• EXERCISE: Scan the lines below for "name"; report the number of lines that contain it, and only that.

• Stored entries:
◆ ◆ ◆ ◆ ◆
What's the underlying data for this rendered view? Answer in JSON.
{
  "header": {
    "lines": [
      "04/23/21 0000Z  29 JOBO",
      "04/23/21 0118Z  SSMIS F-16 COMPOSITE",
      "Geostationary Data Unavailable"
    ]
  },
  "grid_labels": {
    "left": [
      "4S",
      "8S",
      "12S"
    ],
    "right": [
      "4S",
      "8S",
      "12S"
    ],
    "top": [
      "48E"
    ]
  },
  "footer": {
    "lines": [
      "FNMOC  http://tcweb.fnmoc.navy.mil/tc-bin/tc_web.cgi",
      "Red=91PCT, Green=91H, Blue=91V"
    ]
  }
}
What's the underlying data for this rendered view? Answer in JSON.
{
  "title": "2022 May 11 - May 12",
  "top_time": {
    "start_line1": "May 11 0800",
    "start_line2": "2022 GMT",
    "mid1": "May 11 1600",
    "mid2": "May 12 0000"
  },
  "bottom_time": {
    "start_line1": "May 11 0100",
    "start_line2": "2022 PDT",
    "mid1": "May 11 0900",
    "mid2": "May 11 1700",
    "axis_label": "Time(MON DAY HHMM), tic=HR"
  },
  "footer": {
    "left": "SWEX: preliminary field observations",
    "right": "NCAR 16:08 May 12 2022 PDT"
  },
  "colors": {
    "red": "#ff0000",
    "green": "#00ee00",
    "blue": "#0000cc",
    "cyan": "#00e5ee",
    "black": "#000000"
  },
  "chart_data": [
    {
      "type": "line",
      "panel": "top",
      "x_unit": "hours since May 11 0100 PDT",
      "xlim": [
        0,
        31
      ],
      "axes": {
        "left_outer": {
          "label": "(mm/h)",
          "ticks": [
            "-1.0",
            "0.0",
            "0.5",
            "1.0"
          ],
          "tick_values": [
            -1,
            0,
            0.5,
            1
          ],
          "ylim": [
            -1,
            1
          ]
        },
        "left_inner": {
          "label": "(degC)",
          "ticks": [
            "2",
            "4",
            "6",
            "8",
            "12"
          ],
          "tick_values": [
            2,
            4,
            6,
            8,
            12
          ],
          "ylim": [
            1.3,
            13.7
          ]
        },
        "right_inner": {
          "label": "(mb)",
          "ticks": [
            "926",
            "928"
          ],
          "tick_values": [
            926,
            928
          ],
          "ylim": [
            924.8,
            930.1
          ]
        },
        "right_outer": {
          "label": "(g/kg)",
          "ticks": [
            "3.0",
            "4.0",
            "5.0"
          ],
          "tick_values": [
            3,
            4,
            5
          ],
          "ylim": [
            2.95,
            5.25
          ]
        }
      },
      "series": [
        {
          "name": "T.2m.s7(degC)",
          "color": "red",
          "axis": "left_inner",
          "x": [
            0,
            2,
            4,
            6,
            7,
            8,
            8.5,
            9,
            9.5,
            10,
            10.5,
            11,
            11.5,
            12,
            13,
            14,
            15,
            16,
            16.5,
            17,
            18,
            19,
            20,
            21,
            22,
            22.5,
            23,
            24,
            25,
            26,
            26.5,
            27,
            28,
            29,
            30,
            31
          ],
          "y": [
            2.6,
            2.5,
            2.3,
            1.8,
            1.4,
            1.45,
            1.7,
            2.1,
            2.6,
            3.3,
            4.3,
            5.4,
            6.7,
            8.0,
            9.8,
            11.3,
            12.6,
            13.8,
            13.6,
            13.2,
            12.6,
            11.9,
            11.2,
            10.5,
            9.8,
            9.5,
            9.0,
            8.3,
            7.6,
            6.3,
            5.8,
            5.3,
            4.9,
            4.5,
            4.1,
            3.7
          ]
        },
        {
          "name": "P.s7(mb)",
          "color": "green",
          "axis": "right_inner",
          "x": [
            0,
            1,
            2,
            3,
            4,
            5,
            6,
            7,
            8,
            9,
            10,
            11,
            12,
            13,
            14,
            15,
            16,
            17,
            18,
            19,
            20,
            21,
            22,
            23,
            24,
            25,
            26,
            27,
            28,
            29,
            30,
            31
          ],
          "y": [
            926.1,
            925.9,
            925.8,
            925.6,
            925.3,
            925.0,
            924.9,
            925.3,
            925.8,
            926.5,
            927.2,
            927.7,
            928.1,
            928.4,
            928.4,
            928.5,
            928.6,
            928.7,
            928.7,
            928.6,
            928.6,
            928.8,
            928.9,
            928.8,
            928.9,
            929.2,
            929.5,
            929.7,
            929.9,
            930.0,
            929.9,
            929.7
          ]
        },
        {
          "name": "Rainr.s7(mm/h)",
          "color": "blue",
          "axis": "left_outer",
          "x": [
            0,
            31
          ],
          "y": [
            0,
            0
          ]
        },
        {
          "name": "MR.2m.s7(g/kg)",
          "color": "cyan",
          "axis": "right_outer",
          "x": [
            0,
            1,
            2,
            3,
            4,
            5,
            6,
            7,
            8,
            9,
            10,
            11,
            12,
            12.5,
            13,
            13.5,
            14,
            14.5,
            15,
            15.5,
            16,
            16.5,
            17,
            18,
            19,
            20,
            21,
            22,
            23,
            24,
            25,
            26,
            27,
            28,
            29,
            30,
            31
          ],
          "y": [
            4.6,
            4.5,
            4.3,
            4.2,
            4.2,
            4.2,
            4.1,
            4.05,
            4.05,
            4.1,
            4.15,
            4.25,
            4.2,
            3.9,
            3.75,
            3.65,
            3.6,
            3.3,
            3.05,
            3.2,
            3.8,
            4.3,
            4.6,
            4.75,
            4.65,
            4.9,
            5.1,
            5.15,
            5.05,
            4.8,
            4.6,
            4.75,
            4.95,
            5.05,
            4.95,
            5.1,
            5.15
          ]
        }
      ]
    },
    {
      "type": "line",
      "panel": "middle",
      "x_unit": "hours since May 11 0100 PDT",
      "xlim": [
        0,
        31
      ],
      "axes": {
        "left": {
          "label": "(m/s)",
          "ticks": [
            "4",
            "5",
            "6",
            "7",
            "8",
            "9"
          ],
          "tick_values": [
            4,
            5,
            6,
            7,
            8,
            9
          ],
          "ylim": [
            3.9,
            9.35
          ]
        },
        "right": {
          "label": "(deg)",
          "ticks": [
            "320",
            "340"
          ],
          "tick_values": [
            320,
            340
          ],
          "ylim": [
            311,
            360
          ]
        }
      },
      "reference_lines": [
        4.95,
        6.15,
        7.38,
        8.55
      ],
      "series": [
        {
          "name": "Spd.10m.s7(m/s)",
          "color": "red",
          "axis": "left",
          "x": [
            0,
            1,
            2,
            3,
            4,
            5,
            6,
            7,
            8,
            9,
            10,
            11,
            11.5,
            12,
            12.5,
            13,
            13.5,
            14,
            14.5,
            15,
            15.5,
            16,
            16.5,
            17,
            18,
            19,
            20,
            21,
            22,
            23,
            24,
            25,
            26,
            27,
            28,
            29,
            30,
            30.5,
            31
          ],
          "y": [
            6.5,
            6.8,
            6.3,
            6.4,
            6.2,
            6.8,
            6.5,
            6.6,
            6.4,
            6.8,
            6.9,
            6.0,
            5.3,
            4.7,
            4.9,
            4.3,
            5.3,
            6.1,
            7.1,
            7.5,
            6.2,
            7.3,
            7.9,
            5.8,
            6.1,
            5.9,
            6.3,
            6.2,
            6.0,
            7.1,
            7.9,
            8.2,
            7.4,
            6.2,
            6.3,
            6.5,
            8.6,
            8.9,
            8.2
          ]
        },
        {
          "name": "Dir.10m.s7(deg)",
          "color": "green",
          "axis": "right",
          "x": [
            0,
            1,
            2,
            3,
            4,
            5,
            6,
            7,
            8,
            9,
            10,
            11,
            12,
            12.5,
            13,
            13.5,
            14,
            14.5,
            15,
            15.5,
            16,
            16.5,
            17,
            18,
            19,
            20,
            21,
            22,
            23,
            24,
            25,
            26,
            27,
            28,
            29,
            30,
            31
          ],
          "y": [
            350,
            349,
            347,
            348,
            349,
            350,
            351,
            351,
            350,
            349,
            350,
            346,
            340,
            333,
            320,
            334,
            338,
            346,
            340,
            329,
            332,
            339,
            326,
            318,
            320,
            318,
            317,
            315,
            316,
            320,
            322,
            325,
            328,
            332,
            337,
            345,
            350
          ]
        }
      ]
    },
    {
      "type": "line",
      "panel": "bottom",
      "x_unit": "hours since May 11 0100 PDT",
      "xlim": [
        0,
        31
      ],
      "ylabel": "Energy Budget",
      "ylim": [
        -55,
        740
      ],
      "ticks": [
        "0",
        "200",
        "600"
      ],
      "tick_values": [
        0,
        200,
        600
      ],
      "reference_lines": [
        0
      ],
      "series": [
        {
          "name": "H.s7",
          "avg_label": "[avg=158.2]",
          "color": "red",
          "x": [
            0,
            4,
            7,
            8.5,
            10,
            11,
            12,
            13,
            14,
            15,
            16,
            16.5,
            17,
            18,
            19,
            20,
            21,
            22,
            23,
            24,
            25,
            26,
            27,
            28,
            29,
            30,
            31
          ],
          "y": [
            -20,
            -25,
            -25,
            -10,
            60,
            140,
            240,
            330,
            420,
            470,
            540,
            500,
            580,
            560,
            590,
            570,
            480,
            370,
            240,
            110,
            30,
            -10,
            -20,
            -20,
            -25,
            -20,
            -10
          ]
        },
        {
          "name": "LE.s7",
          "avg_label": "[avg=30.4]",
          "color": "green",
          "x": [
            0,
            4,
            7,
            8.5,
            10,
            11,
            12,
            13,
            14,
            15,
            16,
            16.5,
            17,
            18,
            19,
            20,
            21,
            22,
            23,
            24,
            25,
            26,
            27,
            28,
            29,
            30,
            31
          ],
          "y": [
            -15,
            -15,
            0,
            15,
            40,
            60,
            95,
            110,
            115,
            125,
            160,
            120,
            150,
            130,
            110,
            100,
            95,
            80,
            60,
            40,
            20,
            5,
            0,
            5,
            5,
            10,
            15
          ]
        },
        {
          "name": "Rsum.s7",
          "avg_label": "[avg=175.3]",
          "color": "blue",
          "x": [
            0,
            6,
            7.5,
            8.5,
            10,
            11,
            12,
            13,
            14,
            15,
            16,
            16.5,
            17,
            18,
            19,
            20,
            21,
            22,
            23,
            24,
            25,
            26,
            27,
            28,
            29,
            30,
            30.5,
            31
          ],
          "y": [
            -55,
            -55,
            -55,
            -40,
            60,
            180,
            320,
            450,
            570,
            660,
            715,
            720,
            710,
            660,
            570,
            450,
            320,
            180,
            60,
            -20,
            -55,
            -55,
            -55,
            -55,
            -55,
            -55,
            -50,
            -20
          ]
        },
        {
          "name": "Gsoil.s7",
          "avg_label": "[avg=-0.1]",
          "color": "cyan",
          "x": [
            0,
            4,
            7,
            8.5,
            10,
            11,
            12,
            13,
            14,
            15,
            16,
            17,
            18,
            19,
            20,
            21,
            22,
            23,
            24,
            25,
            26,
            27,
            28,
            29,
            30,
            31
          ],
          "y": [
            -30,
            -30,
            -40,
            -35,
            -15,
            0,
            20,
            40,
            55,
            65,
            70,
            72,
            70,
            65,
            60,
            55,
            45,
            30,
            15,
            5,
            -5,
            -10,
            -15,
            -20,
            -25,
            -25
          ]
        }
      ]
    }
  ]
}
◆ ◆ ◆ ◆ ◆
• TASK RESPONSE: 10